▸ **Exercise brief**: Write out all of the entries exactly as given.

▸ **Listed entries**:
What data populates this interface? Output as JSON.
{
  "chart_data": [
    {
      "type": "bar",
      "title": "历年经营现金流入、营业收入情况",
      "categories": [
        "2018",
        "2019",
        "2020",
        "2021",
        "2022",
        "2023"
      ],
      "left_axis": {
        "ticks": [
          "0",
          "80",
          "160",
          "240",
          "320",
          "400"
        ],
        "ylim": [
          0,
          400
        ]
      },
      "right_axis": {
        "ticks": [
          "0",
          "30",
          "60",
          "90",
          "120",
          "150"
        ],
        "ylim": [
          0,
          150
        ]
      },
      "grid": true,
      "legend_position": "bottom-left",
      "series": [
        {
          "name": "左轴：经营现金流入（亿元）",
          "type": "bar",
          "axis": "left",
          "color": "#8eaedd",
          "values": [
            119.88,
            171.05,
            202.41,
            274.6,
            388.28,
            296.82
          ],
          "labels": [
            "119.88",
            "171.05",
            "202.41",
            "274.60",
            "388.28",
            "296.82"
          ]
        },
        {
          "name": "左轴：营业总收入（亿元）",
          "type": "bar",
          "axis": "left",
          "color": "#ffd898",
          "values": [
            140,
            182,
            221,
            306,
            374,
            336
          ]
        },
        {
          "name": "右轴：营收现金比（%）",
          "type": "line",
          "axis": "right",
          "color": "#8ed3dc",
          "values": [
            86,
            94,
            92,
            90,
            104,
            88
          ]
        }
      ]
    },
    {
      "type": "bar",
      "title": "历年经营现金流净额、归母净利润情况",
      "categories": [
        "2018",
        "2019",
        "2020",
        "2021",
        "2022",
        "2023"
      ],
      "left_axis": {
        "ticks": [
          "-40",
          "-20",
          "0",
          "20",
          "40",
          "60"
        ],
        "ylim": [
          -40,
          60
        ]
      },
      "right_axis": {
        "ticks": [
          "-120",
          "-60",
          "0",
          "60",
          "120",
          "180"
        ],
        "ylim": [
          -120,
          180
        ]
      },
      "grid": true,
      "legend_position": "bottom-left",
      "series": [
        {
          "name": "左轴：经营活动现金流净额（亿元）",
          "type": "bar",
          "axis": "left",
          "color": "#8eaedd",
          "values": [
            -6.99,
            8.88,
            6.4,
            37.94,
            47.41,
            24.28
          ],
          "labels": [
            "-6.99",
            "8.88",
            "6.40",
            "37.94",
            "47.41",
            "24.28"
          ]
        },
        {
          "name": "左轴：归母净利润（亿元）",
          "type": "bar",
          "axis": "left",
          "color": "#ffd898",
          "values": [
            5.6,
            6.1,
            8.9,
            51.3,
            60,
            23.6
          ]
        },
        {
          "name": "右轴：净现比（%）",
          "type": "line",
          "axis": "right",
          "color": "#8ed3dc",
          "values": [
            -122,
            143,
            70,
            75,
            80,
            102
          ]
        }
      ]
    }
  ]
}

▸ **Exercise output**:
What data populates this interface? Output as JSON.
{
  "chart_data": [
    {
      "type": "bar",
      "title": "历年经营现金流入、营业收入情况",
      "categories": [
        "2018",
        "2019",
        "2020",
        "2021",
        "2022",
        "2023"
      ],
      "left_axis": {
        "ticks": [
          "0",
          "80",
          "160",
          "240",
          "320",
          "400"
        ],
        "ylim": [
          0,
          400
        ]
      },
      "right_axis": {
        "ticks": [
          "0",
          "30",
          "60",
          "90",
          "120",
          "150"
        ],
        "ylim": [
          0,
          150
        ]
      },
      "grid": true,
      "legend_position": "bottom-left",
      "series": [
        {
          "name": "左轴：经营现金流入（亿元）",
          "type": "bar",
          "axis": "left",
          "color": "#8eaedd",
          "values": [
            119.88,
            171.05,
            202.41,
            274.6,
            388.28,
            296.82
          ],
          "labels": [
            "119.88",
            "171.05",
            "202.41",
            "274.60",
            "388.28",
            "296.82"
          ]
        },
        {
          "name": "左轴：营业总收入（亿元）",
          "type": "bar",
          "axis": "left",
          "color": "#ffd898",
          "values": [
            140,
            182,
            221,
            306,
            374,
            336
          ]
        },
        {
          "name": "右轴：营收现金比（%）",
          "type": "line",
          "axis": "right",
          "color": "#8ed3dc",
          "values": [
            86,
            94,
            92,
            90,
            104,
            88
          ]
        }
      ]
    },
    {
      "type": "bar",
      "title": "历年经营现金流净额、归母净利润情况",
      "categories": [
        "2018",
        "2019",
        "2020",
        "2021",
        "2022",
        "2023"
      ],
      "left_axis": {
        "ticks": [
          "-40",
          "-20",
          "0",
          "20",
          "40",
          "60"
        ],
        "ylim": [
          -40,
          60
        ]
      },
      "right_axis": {
        "ticks": [
          "-120",
          "-60",
          "0",
          "60",
          "120",
          "180"
        ],
        "ylim": [
          -120,
          180
        ]
      },
      "grid": true,
      "legend_position": "bottom-left",
      "series": [
        {
          "name": "左轴：经营活动现金流净额（亿元）",
          "type": "bar",
          "axis": "left",
          "color": "#8eaedd",
          "values": [
            -6.99,
            8.88,
            6.4,
            37.94,
            47.41,
            24.28
          ],
          "labels": [
            "-6.99",
            "8.88",
            "6.40",
            "37.94",
            "47.41",
            "24.28"
          ]
        },
        {
          "name": "左轴：归母净利润（亿元）",
          "type": "bar",
          "axis": "left",
          "color": "#ffd898",
          "values": [
            5.6,
            6.1,
            8.9,
            51.3,
            60,
            23.6
          ]
        },
        {
          "name": "右轴：净现比（%）",
          "type": "line",
          "axis": "right",
          "color": "#8ed3dc",
          "values": [
            -122,
            143,
            70,
            75,
            80,
            102
          ]
        }
      ]
    }
  ]
}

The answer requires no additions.